■ **DATASET RECORDS**
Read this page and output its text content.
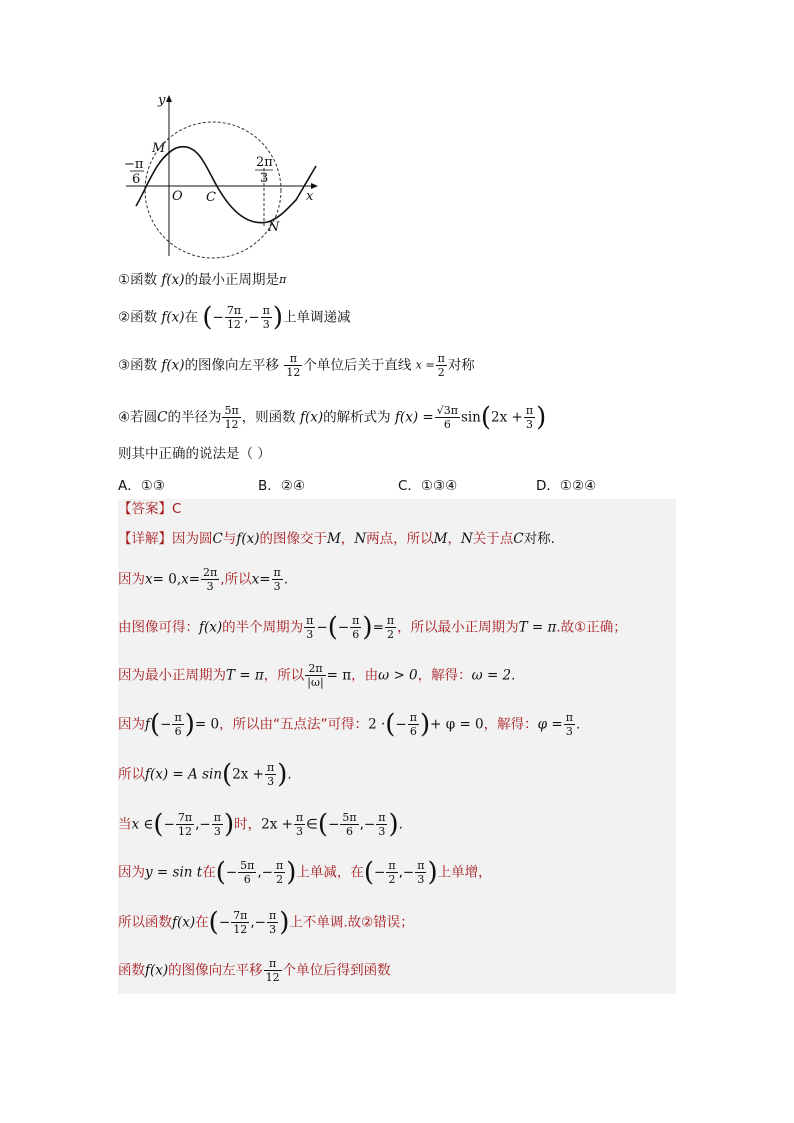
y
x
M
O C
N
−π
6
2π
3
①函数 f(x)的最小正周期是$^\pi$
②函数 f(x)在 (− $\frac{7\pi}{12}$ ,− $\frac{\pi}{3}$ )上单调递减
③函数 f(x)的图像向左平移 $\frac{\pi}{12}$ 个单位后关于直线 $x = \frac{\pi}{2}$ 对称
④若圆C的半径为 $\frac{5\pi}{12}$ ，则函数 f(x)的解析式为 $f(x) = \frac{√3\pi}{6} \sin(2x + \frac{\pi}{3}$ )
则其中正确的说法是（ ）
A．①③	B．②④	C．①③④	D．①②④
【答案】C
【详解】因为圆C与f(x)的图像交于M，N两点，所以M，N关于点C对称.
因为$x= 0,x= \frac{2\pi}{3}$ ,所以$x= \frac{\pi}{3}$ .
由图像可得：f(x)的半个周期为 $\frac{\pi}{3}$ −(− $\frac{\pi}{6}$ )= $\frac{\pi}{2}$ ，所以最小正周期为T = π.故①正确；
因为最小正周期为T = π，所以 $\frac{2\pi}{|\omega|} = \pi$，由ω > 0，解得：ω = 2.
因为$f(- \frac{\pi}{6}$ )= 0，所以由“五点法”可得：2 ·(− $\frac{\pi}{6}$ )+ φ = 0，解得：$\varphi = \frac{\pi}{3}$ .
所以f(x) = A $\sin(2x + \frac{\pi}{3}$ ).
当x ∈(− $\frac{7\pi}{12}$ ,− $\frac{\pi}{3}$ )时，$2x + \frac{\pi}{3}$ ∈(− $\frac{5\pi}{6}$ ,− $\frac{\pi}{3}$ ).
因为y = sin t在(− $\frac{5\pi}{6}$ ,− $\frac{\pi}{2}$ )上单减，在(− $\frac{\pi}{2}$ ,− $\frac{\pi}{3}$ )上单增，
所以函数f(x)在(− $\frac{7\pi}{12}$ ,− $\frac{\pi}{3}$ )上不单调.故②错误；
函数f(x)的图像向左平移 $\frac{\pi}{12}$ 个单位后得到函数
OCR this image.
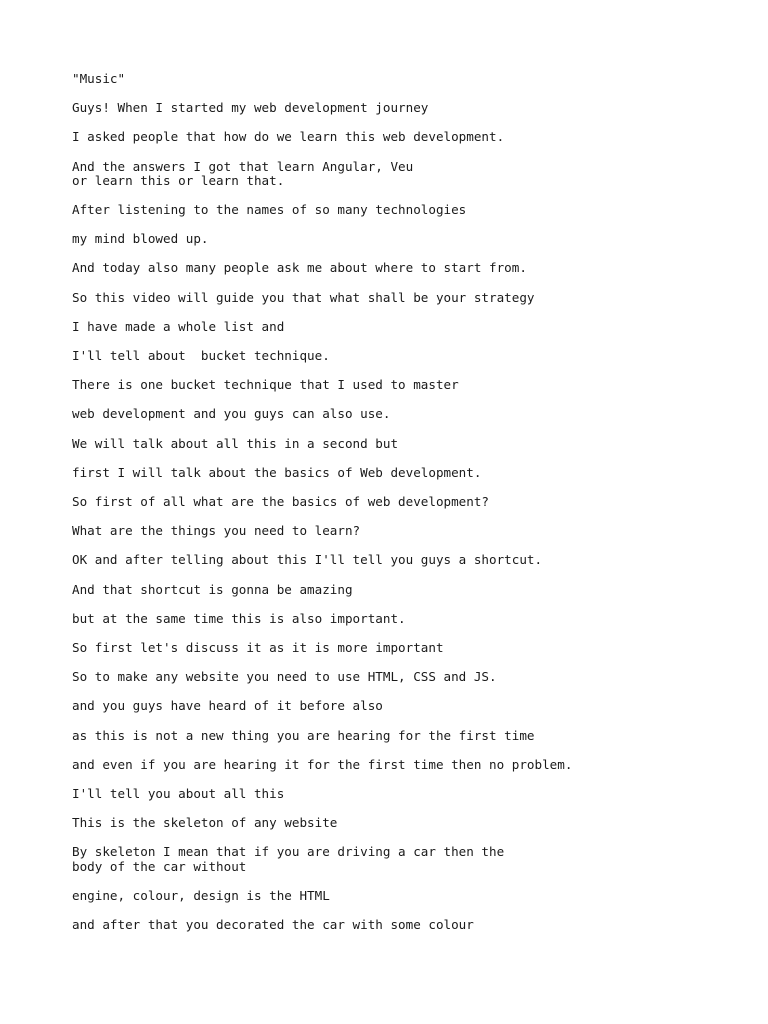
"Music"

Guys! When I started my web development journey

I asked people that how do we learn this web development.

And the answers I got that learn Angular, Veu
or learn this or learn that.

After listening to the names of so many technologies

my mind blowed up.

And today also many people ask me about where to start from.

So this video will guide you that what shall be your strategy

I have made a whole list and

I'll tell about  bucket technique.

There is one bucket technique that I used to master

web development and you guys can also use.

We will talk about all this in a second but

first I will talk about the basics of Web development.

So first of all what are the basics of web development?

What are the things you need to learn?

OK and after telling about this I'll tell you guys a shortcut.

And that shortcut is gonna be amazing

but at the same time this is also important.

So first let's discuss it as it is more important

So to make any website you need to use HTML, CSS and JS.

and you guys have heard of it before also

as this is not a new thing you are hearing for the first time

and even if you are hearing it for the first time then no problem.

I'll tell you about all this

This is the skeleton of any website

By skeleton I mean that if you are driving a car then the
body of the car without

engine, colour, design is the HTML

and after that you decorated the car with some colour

* * *

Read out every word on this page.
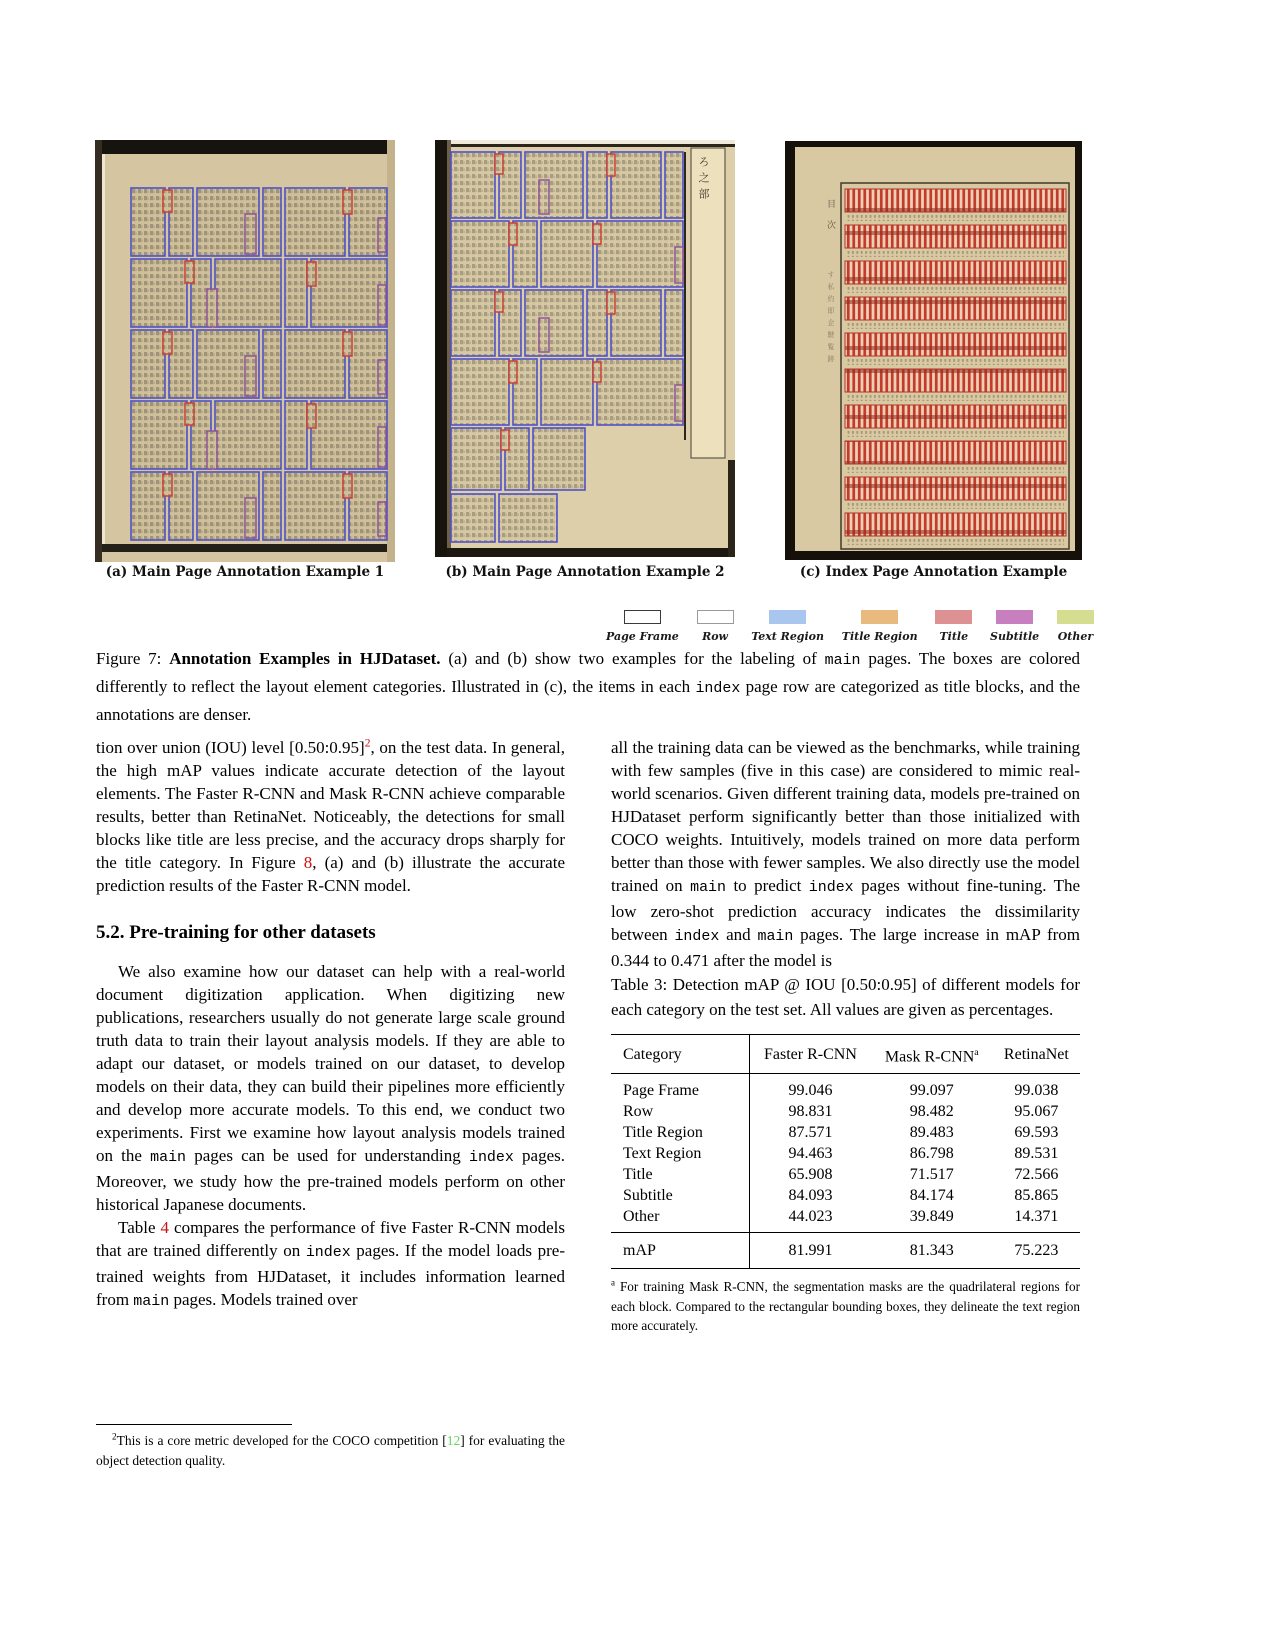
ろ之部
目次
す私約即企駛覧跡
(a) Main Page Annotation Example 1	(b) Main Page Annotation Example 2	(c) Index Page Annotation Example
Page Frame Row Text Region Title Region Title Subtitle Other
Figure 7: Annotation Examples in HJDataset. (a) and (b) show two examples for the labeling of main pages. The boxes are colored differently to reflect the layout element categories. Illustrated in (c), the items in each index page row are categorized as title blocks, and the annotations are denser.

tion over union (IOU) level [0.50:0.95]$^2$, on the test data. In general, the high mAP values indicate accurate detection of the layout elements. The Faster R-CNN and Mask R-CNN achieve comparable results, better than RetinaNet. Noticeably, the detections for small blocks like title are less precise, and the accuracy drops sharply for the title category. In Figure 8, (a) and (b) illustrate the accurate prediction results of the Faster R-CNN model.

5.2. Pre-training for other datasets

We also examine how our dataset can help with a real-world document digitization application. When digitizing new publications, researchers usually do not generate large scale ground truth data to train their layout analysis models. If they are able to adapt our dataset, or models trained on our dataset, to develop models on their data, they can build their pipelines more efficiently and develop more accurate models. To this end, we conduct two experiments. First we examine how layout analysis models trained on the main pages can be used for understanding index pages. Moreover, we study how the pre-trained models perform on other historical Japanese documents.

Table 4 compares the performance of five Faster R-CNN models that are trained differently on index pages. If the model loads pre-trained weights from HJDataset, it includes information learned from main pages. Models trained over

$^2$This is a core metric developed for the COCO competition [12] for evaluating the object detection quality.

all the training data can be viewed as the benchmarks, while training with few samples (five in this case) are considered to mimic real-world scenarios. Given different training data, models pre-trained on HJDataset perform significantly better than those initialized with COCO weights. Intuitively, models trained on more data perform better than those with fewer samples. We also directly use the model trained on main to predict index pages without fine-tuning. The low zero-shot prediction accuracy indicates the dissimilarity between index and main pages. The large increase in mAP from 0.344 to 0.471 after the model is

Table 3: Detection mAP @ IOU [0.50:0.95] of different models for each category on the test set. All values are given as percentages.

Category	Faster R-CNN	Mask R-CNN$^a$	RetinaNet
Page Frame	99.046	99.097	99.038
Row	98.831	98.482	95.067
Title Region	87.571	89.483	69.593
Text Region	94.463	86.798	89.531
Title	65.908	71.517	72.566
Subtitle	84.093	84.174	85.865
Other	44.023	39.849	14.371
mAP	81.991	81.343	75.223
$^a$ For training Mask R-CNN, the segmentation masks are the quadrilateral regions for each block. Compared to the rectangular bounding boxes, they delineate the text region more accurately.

■ **EXERCISE GOAL**
Scan the material and collect every line that contains "time".

■ **EXERCISE ANSWER**
but at the same time this is also important.
as this is not a new thing you are hearing for the first time
and even if you are hearing it for the first time then no problem.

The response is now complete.